▸ Exercise material:
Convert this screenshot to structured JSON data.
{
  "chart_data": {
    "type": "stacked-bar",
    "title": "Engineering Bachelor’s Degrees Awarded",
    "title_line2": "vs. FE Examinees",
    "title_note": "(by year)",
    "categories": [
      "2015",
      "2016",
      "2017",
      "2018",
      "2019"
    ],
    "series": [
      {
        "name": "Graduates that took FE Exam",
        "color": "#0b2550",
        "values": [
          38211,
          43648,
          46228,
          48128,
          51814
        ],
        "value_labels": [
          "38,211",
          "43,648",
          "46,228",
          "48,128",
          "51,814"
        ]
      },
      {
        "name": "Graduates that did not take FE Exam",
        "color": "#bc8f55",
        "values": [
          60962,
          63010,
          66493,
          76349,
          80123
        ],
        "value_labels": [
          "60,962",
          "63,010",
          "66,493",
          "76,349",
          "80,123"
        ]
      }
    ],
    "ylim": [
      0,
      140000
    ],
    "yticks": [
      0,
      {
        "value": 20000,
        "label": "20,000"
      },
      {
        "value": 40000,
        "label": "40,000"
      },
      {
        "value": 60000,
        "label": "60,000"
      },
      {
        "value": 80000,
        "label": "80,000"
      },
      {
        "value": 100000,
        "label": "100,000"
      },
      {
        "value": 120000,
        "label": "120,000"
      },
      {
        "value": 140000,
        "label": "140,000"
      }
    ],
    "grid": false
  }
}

▸ Short task: Reproduce the listing above word for word.

▸ Task response:
Convert this screenshot to structured JSON data.
{
  "chart_data": {
    "type": "stacked-bar",
    "title": "Engineering Bachelor’s Degrees Awarded",
    "title_line2": "vs. FE Examinees",
    "title_note": "(by year)",
    "categories": [
      "2015",
      "2016",
      "2017",
      "2018",
      "2019"
    ],
    "series": [
      {
        "name": "Graduates that took FE Exam",
        "color": "#0b2550",
        "values": [
          38211,
          43648,
          46228,
          48128,
          51814
        ],
        "value_labels": [
          "38,211",
          "43,648",
          "46,228",
          "48,128",
          "51,814"
        ]
      },
      {
        "name": "Graduates that did not take FE Exam",
        "color": "#bc8f55",
        "values": [
          60962,
          63010,
          66493,
          76349,
          80123
        ],
        "value_labels": [
          "60,962",
          "63,010",
          "66,493",
          "76,349",
          "80,123"
        ]
      }
    ],
    "ylim": [
      0,
      140000
    ],
    "yticks": [
      0,
      {
        "value": 20000,
        "label": "20,000"
      },
      {
        "value": 40000,
        "label": "40,000"
      },
      {
        "value": 60000,
        "label": "60,000"
      },
      {
        "value": 80000,
        "label": "80,000"
      },
      {
        "value": 100000,
        "label": "100,000"
      },
      {
        "value": 120000,
        "label": "120,000"
      },
      {
        "value": 140000,
        "label": "140,000"
      }
    ],
    "grid": false
  }
}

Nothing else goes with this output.